____ Extracted records
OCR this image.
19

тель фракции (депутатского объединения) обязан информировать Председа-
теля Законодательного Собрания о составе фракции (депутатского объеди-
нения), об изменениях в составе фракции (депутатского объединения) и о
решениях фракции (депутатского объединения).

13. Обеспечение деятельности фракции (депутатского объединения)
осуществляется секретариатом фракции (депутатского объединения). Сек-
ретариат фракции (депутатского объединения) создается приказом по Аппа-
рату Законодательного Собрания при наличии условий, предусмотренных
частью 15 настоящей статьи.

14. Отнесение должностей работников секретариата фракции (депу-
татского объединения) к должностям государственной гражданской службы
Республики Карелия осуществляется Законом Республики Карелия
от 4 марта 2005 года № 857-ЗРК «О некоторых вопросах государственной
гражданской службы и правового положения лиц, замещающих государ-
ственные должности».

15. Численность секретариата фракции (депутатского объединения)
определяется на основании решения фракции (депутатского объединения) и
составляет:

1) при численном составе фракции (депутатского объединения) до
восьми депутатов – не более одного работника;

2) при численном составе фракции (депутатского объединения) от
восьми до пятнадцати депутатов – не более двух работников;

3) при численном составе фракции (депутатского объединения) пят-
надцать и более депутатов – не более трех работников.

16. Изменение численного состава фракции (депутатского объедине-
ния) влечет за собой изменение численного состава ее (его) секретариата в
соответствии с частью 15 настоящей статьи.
________
*To be done*:
Every line containing the string "состава" must be listed.

*Finished task*:
16. Изменение численного состава фракции (депутатского объедине-
ния) влечет за собой изменение численного состава ее (его) секретариата в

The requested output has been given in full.